• **Objective**
List each line of the data that holds the string "order", please.
[begin Information given]
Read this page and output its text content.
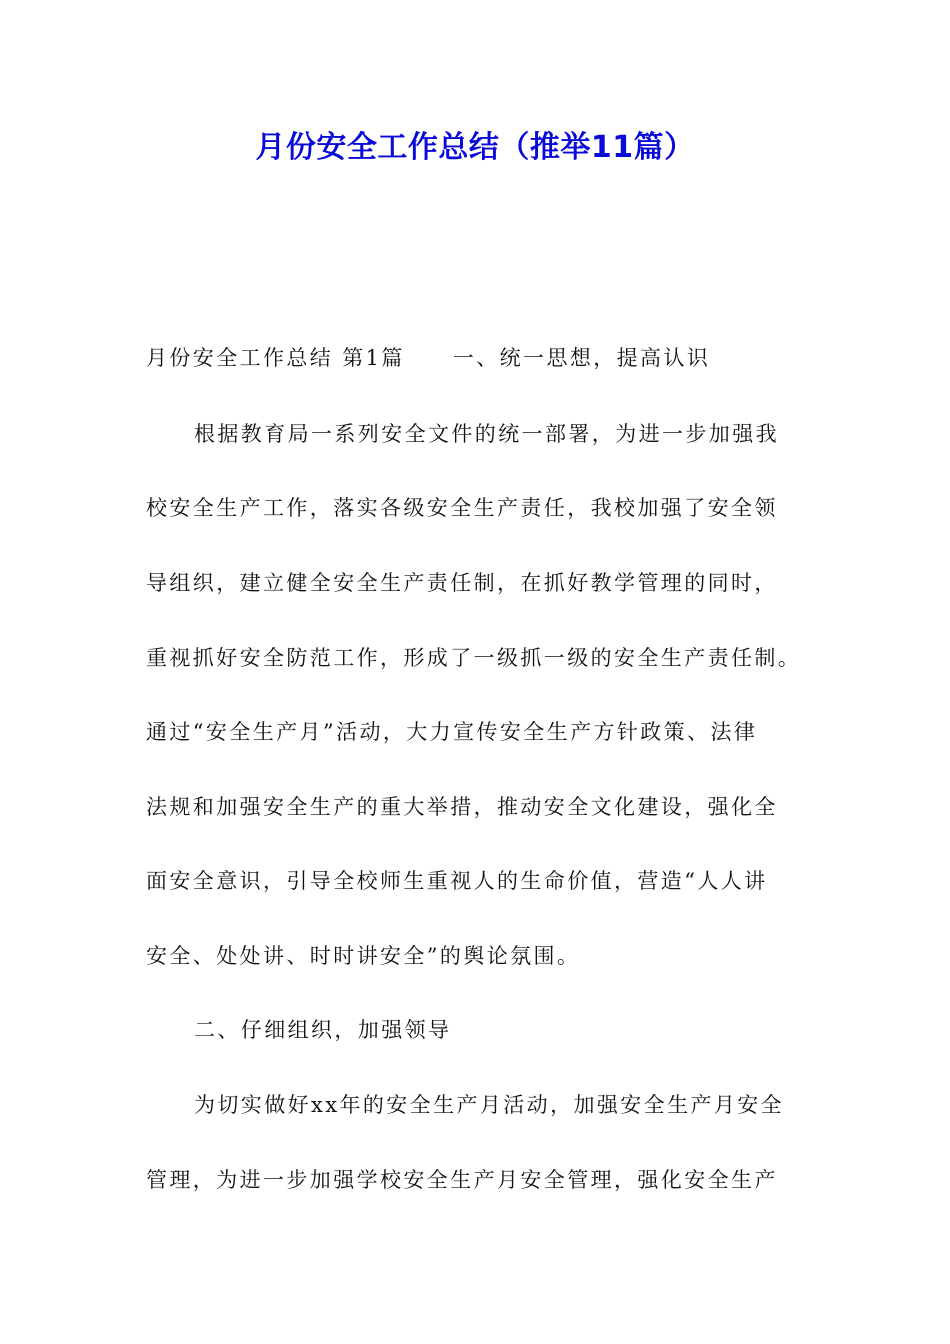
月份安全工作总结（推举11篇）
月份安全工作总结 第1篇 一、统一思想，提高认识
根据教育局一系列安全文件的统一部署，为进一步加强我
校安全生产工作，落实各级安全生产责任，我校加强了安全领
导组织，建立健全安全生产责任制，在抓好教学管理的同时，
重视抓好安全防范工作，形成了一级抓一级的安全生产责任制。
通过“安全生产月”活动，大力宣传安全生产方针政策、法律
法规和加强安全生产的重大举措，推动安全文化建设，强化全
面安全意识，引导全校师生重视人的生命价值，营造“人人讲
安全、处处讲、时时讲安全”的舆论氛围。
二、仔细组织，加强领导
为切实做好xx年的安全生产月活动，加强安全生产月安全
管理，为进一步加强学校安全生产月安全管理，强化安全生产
[end Information given]
[begin Information given]
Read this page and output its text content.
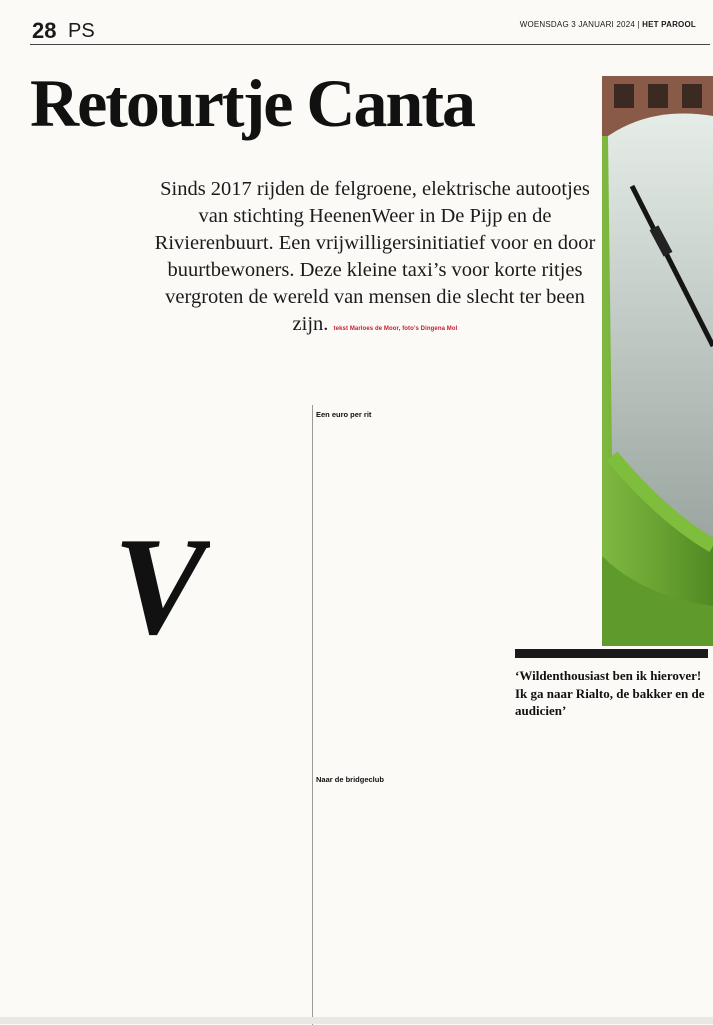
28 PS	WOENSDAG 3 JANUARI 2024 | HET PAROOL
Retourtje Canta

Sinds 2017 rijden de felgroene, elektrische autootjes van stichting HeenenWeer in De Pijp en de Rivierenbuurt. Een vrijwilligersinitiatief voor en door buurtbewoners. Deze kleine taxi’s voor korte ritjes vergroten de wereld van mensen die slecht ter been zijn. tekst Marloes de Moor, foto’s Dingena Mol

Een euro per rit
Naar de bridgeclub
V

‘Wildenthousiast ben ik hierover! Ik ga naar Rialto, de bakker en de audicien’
[end Information given]
[begin Information given]
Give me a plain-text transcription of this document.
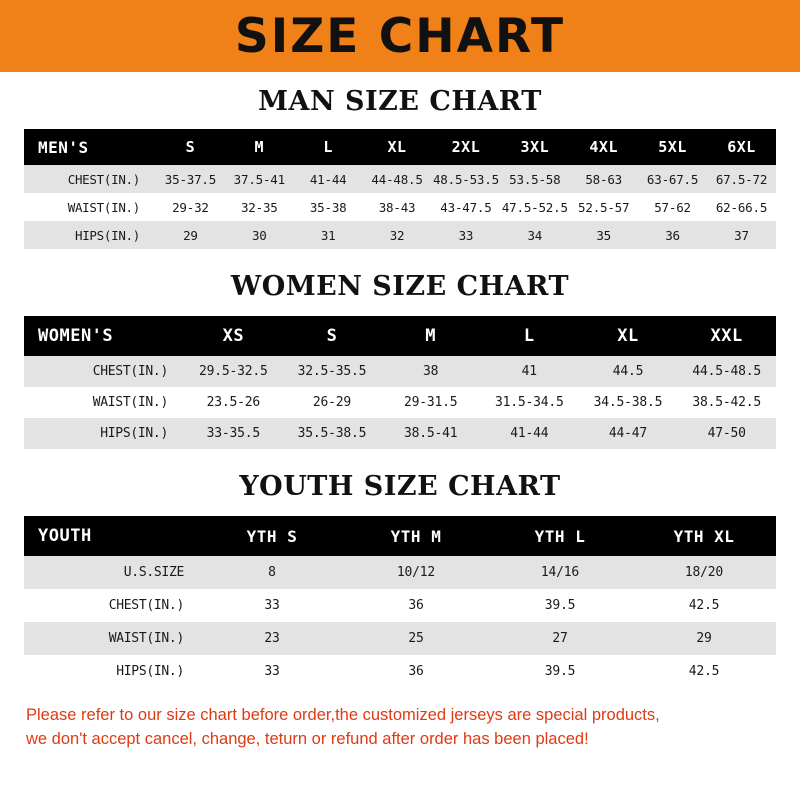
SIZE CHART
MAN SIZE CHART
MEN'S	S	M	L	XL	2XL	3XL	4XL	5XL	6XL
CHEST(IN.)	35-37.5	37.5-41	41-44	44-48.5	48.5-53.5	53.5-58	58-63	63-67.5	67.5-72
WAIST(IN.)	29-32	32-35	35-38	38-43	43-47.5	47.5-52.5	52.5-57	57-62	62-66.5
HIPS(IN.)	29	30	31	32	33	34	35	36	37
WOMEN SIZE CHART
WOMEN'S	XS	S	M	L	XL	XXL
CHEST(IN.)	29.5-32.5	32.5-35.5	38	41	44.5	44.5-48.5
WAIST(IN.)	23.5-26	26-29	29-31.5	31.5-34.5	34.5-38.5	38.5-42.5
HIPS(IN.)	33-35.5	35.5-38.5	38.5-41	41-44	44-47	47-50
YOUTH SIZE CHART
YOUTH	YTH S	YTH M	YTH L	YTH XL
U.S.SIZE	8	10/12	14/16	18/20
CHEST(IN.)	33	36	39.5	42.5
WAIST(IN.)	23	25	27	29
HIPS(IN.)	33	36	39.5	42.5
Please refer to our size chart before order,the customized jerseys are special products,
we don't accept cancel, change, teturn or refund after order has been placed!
[end Information given]
• **Exercise result**
Please refer to our size chart before order,the customized jerseys are special products,
we don't accept cancel, change, teturn or refund after order has been placed!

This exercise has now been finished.